-- Exercise instructions --
Every entry must be repeated exactly. Exclude all pictures.

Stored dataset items
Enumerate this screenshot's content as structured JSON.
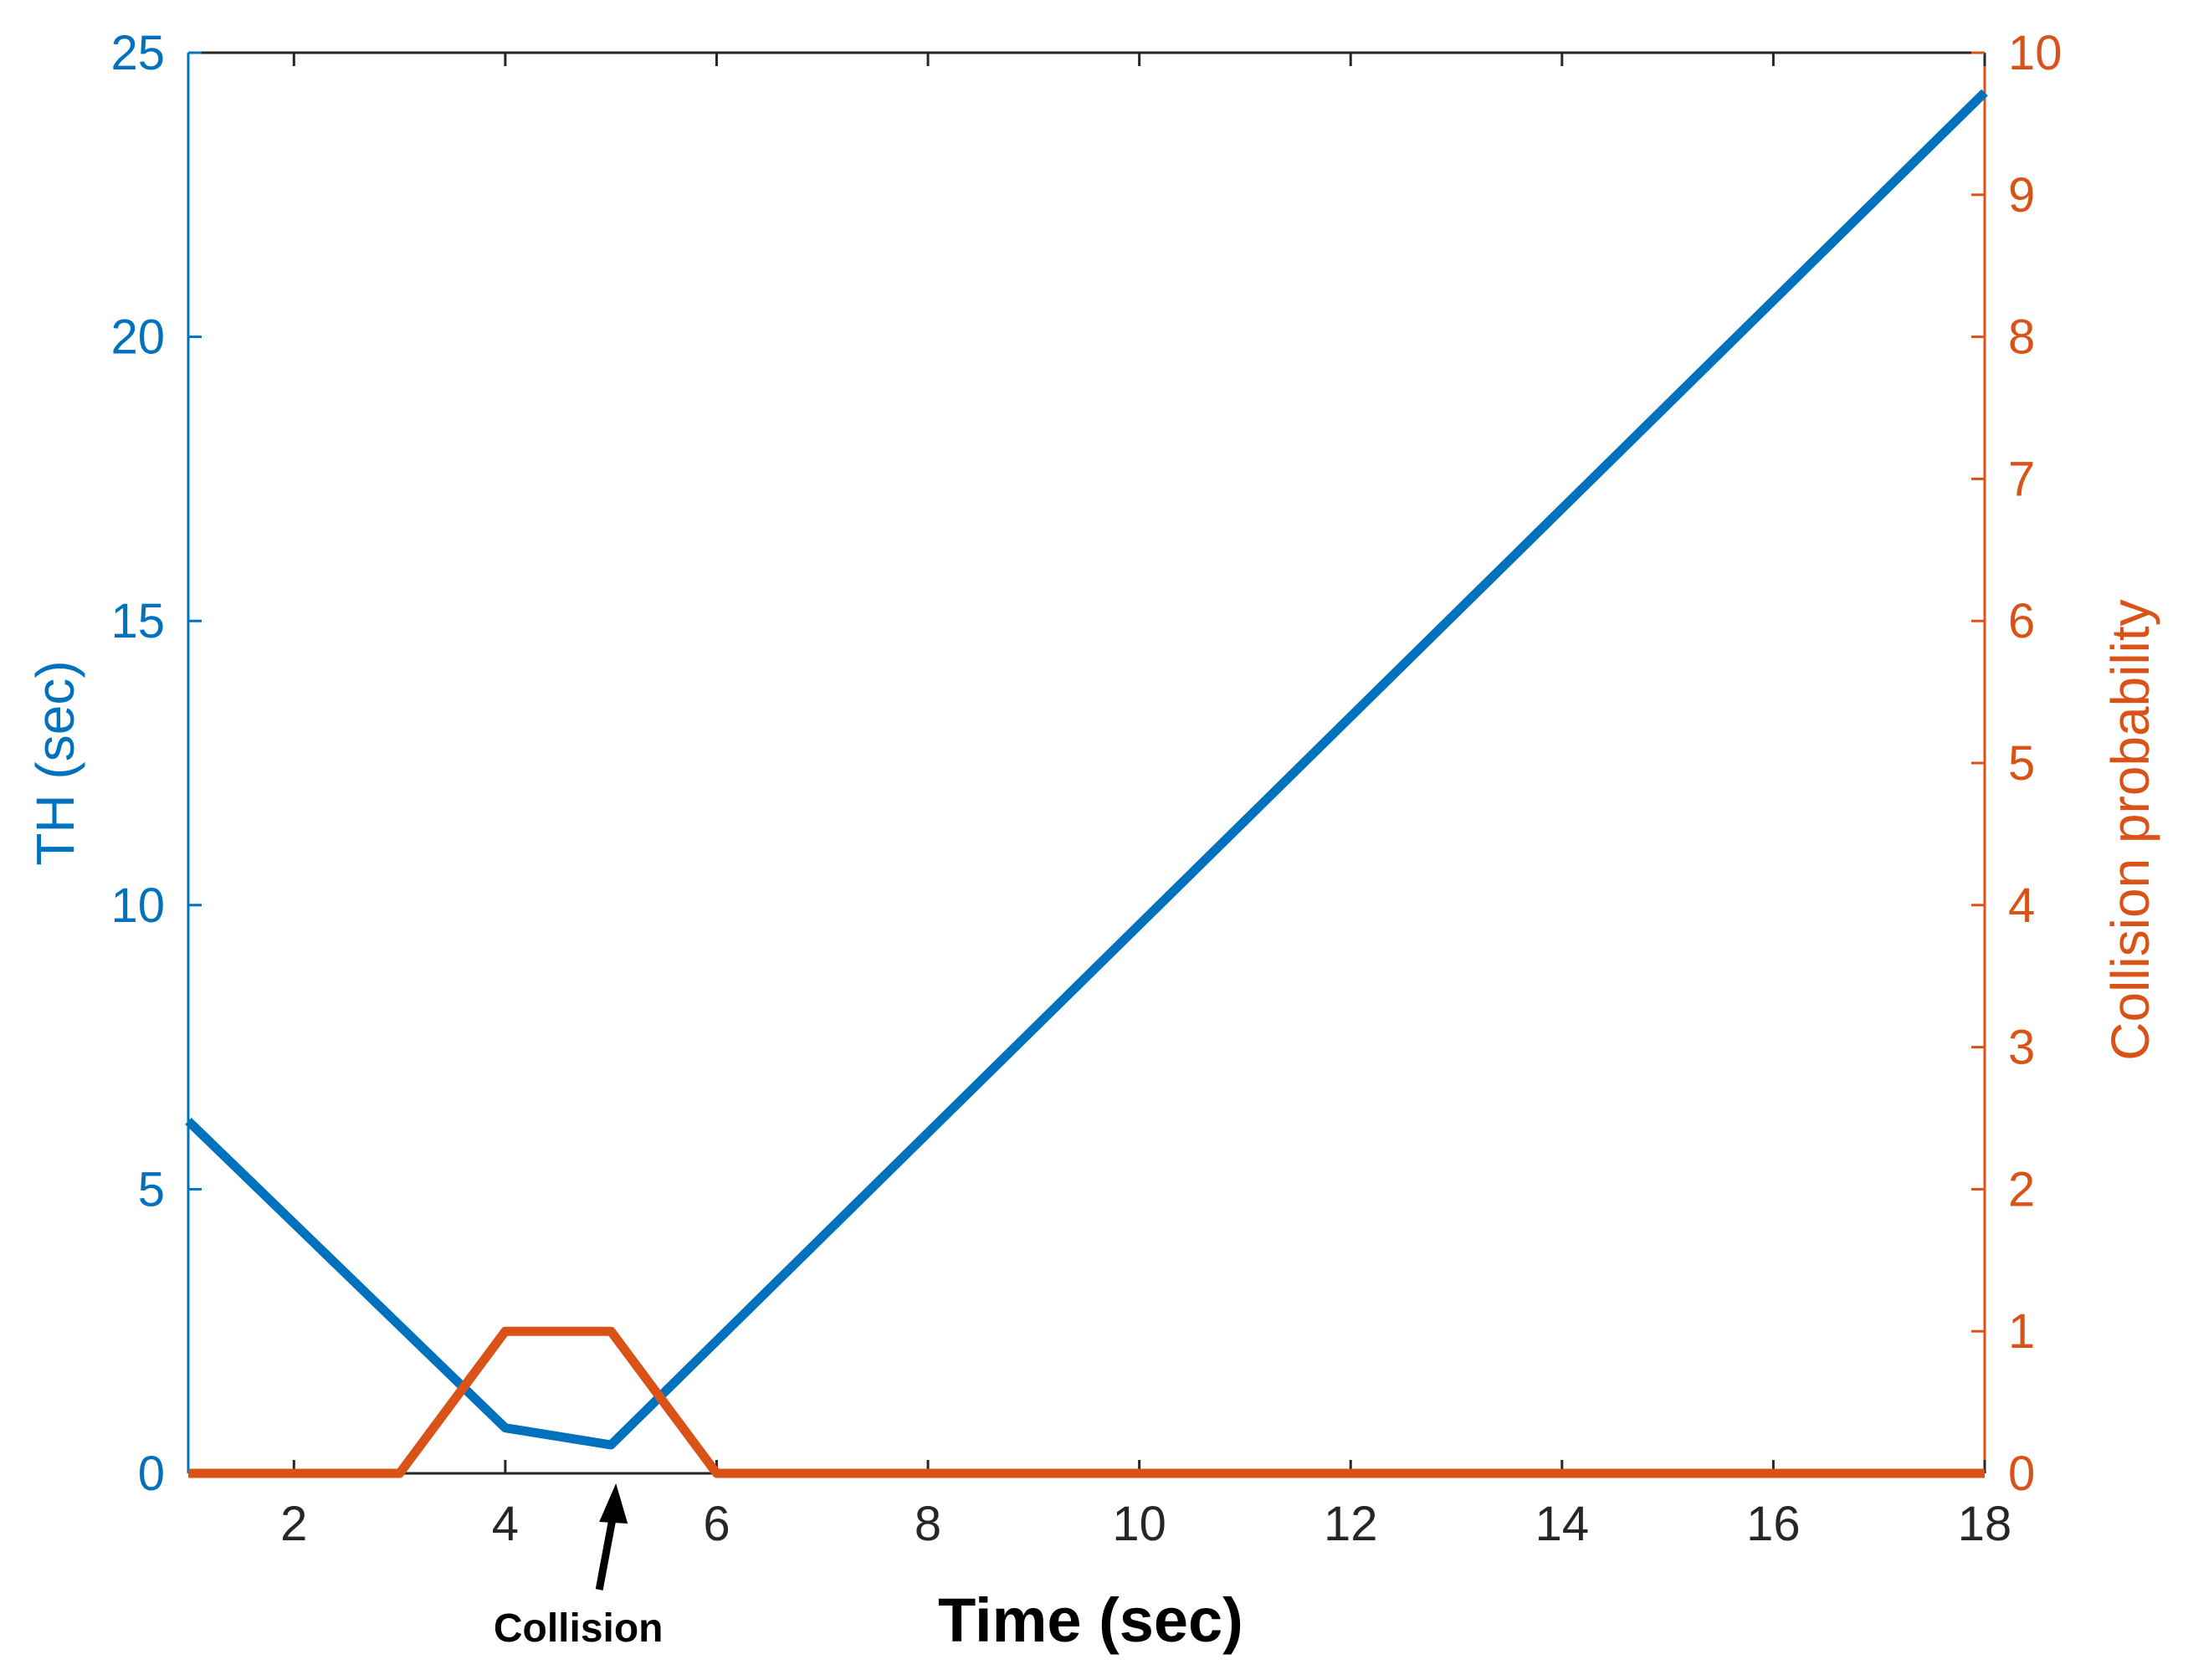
{
  "chart_data": {
    "type": "line",
    "title": "",
    "xlabel": "Time (sec)",
    "ylabel_left": "TH (sec)",
    "ylabel_right": "Collision probability",
    "xlim": [
      1,
      18
    ],
    "ylim_left": [
      0,
      25
    ],
    "ylim_right": [
      0,
      10
    ],
    "x_ticks": [
      2,
      4,
      6,
      8,
      10,
      12,
      14,
      16,
      18
    ],
    "y_ticks_left": [
      0,
      5,
      10,
      15,
      20,
      25
    ],
    "y_ticks_right": [
      0,
      1,
      2,
      3,
      4,
      5,
      6,
      7,
      8,
      9,
      10
    ],
    "grid": false,
    "colors": {
      "left": "#0072BD",
      "right": "#D95319",
      "axis": "#262626"
    },
    "series": [
      {
        "axis": "left",
        "color": "#0072BD",
        "x": [
          1,
          4,
          5,
          18
        ],
        "y": [
          6.2,
          0.8,
          0.5,
          24.3
        ]
      },
      {
        "axis": "right",
        "color": "#D95319",
        "x": [
          1,
          3,
          4,
          5,
          6,
          18
        ],
        "y": [
          0,
          0,
          1,
          1,
          0,
          0
        ]
      }
    ],
    "annotations": [
      {
        "text": "Collision",
        "arrow_to_x": 5,
        "arrow_to_y_left": 0
      }
    ]
  }
}
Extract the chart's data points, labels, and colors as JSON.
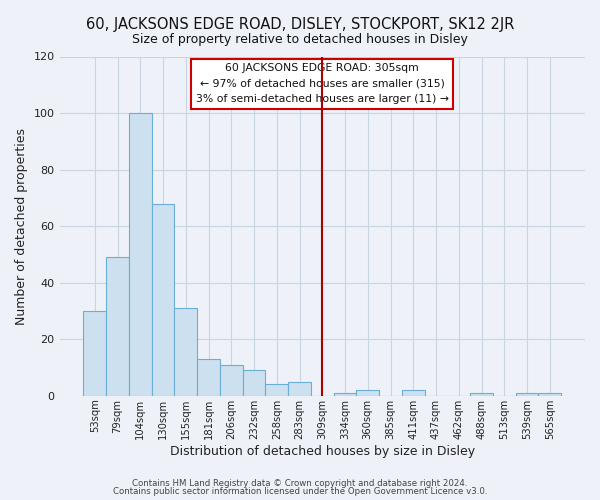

-- Written response --
Enumerate this screenshot's content as structured JSON.
{
  "chart_data": {
    "type": "line",
    "title": "",
    "xlabel": "Time (sec)",
    "ylabel_left": "TH (sec)",
    "ylabel_right": "Collision probability",
    "xlim": [
      1,
      18
    ],
    "ylim_left": [
      0,
      25
    ],
    "ylim_right": [
      0,
      10
    ],
    "x_ticks": [
      2,
      4,
      6,
      8,
      10,
      12,
      14,
      16,
      18
    ],
    "y_ticks_left": [
      0,
      5,
      10,
      15,
      20,
      25
    ],
    "y_ticks_right": [
      0,
      1,
      2,
      3,
      4,
      5,
      6,
      7,
      8,
      9,
      10
    ],
    "grid": false,
    "colors": {
      "left": "#0072BD",
      "right": "#D95319",
      "axis": "#262626"
    },
    "series": [
      {
        "axis": "left",
        "color": "#0072BD",
        "x": [
          1,
          4,
          5,
          18
        ],
        "y": [
          6.2,
          0.8,
          0.5,
          24.3
        ]
      },
      {
        "axis": "right",
        "color": "#D95319",
        "x": [
          1,
          3,
          4,
          5,
          6,
          18
        ],
        "y": [
          0,
          0,
          1,
          1,
          0,
          0
        ]
      }
    ],
    "annotations": [
      {
        "text": "Collision",
        "arrow_to_x": 5,
        "arrow_to_y_left": 0
      }
    ]
  }
}
Extract the chart's data points, labels, and colors as JSON.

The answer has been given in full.